Pick out the lines containing "Reserve".
· · · · · · ·
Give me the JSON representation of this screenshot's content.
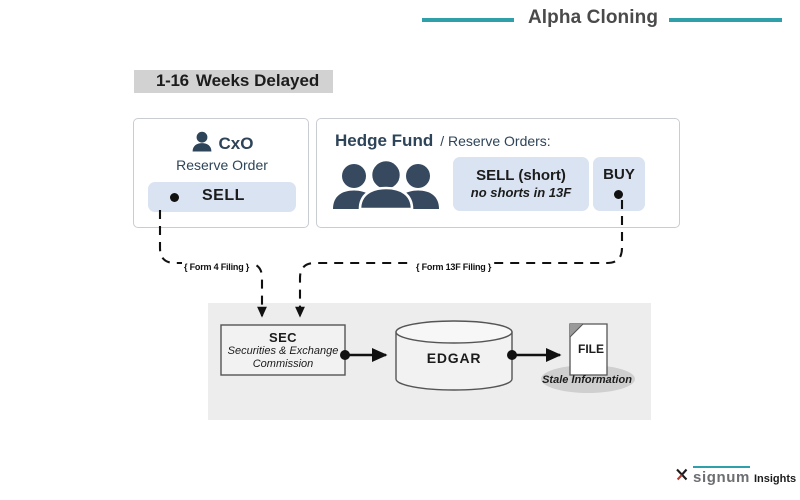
{
  "header": {
    "title": "Alpha Cloning",
    "rule_color": "#2f9faa"
  },
  "section": {
    "heading_prefix": "1-16",
    "heading_suffix": "Weeks Delayed",
    "highlight_color": "#d2d2d2"
  },
  "cxo": {
    "icon": "person-icon",
    "title": "CxO",
    "subtitle": "Reserve Order",
    "order_label": "SELL",
    "pill_color": "#dae3f1"
  },
  "hedge_fund": {
    "icon": "people-group-icon",
    "title": "Hedge Fund",
    "subtitle": "/ Reserve Orders:",
    "sell_label": "SELL (short)",
    "sell_note": "no shorts in 13F",
    "buy_label": "BUY",
    "pill_color": "#dae3f1"
  },
  "flow": {
    "form4_label": "{ Form 4 Filing }",
    "form13f_label": "{ Form 13F Filing }",
    "sec_title": "SEC",
    "sec_subtitle": "Securities & Exchange Commission",
    "edgar_label": "EDGAR",
    "file_label": "FILE",
    "stale_label": "Stale Information",
    "panel_color": "#ededed"
  },
  "footer": {
    "logo_mark": "x-mark-icon",
    "logo_name": "signum",
    "logo_suffix": "Insights",
    "logo_bar_color": "#2f9faa"
  }
}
· · · · · · ·
**Solution**
    "subtitle": "Reserve Order",
    "subtitle": "/ Reserve Orders:",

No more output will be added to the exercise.